* [Task details] Repeat all of the material exactly as given.

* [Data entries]
************
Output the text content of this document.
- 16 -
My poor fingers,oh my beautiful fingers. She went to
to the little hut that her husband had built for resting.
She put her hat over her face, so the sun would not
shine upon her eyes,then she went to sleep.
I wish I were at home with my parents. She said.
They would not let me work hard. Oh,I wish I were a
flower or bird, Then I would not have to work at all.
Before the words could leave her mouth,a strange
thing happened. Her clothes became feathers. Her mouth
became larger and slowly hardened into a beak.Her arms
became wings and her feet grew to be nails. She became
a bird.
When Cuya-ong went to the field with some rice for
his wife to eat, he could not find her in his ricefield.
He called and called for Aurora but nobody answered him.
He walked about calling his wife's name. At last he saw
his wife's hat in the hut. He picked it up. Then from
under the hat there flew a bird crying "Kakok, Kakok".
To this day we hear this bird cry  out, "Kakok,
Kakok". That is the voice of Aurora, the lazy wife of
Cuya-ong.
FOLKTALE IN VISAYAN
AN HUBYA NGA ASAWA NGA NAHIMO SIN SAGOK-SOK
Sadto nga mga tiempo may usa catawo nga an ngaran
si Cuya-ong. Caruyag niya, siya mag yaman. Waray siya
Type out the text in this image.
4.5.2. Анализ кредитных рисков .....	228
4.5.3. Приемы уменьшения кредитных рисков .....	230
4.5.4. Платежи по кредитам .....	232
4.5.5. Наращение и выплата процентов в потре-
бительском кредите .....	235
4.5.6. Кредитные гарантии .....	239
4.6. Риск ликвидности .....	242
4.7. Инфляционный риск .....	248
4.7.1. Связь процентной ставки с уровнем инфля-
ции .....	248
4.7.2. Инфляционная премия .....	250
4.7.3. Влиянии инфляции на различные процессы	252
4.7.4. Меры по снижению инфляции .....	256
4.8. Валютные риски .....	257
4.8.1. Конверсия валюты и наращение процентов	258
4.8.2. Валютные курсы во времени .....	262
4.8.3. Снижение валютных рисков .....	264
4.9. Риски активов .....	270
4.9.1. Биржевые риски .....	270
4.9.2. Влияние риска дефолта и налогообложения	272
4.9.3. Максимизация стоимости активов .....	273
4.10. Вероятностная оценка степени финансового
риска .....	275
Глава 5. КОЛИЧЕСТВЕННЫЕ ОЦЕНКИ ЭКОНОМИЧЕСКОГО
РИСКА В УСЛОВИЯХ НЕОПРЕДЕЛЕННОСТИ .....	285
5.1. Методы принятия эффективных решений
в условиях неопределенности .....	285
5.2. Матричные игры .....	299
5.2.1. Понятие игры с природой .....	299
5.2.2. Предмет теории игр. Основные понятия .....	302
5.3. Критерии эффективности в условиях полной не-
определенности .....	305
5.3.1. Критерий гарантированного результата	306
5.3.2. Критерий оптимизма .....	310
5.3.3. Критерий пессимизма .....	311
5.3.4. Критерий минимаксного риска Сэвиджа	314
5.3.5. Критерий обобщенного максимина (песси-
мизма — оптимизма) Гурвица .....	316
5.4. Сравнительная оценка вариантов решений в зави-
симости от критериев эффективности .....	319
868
************
* [Answer]
Output the text content of this document.
- 16 -
My poor fingers,oh my beautiful fingers. She went to
to the little hut that her husband had built for resting.
She put her hat over her face, so the sun would not
shine upon her eyes,then she went to sleep.
I wish I were at home with my parents. She said.
They would not let me work hard. Oh,I wish I were a
flower or bird, Then I would not have to work at all.
Before the words could leave her mouth,a strange
thing happened. Her clothes became feathers. Her mouth
became larger and slowly hardened into a beak.Her arms
became wings and her feet grew to be nails. She became
a bird.
When Cuya-ong went to the field with some rice for
his wife to eat, he could not find her in his ricefield.
He called and called for Aurora but nobody answered him.
He walked about calling his wife's name. At last he saw
his wife's hat in the hut. He picked it up. Then from
under the hat there flew a bird crying "Kakok, Kakok".
To this day we hear this bird cry  out, "Kakok,
Kakok". That is the voice of Aurora, the lazy wife of
Cuya-ong.
FOLKTALE IN VISAYAN
AN HUBYA NGA ASAWA NGA NAHIMO SIN SAGOK-SOK
Sadto nga mga tiempo may usa catawo nga an ngaran
si Cuya-ong. Caruyag niya, siya mag yaman. Waray siya
Type out the text in this image.
4.5.2. Анализ кредитных рисков .....	228
4.5.3. Приемы уменьшения кредитных рисков .....	230
4.5.4. Платежи по кредитам .....	232
4.5.5. Наращение и выплата процентов в потре-
бительском кредите .....	235
4.5.6. Кредитные гарантии .....	239
4.6. Риск ликвидности .....	242
4.7. Инфляционный риск .....	248
4.7.1. Связь процентной ставки с уровнем инфля-
ции .....	248
4.7.2. Инфляционная премия .....	250
4.7.3. Влиянии инфляции на различные процессы	252
4.7.4. Меры по снижению инфляции .....	256
4.8. Валютные риски .....	257
4.8.1. Конверсия валюты и наращение процентов	258
4.8.2. Валютные курсы во времени .....	262
4.8.3. Снижение валютных рисков .....	264
4.9. Риски активов .....	270
4.9.1. Биржевые риски .....	270
4.9.2. Влияние риска дефолта и налогообложения	272
4.9.3. Максимизация стоимости активов .....	273
4.10. Вероятностная оценка степени финансового
риска .....	275
Глава 5. КОЛИЧЕСТВЕННЫЕ ОЦЕНКИ ЭКОНОМИЧЕСКОГО
РИСКА В УСЛОВИЯХ НЕОПРЕДЕЛЕННОСТИ .....	285
5.1. Методы принятия эффективных решений
в условиях неопределенности .....	285
5.2. Матричные игры .....	299
5.2.1. Понятие игры с природой .....	299
5.2.2. Предмет теории игр. Основные понятия .....	302
5.3. Критерии эффективности в условиях полной не-
определенности .....	305
5.3.1. Критерий гарантированного результата	306
5.3.2. Критерий оптимизма .....	310
5.3.3. Критерий пессимизма .....	311
5.3.4. Критерий минимаксного риска Сэвиджа	314
5.3.5. Критерий обобщенного максимина (песси-
мизма — оптимизма) Гурвица .....	316
5.4. Сравнительная оценка вариантов решений в зави-
симости от критериев эффективности .....	319
868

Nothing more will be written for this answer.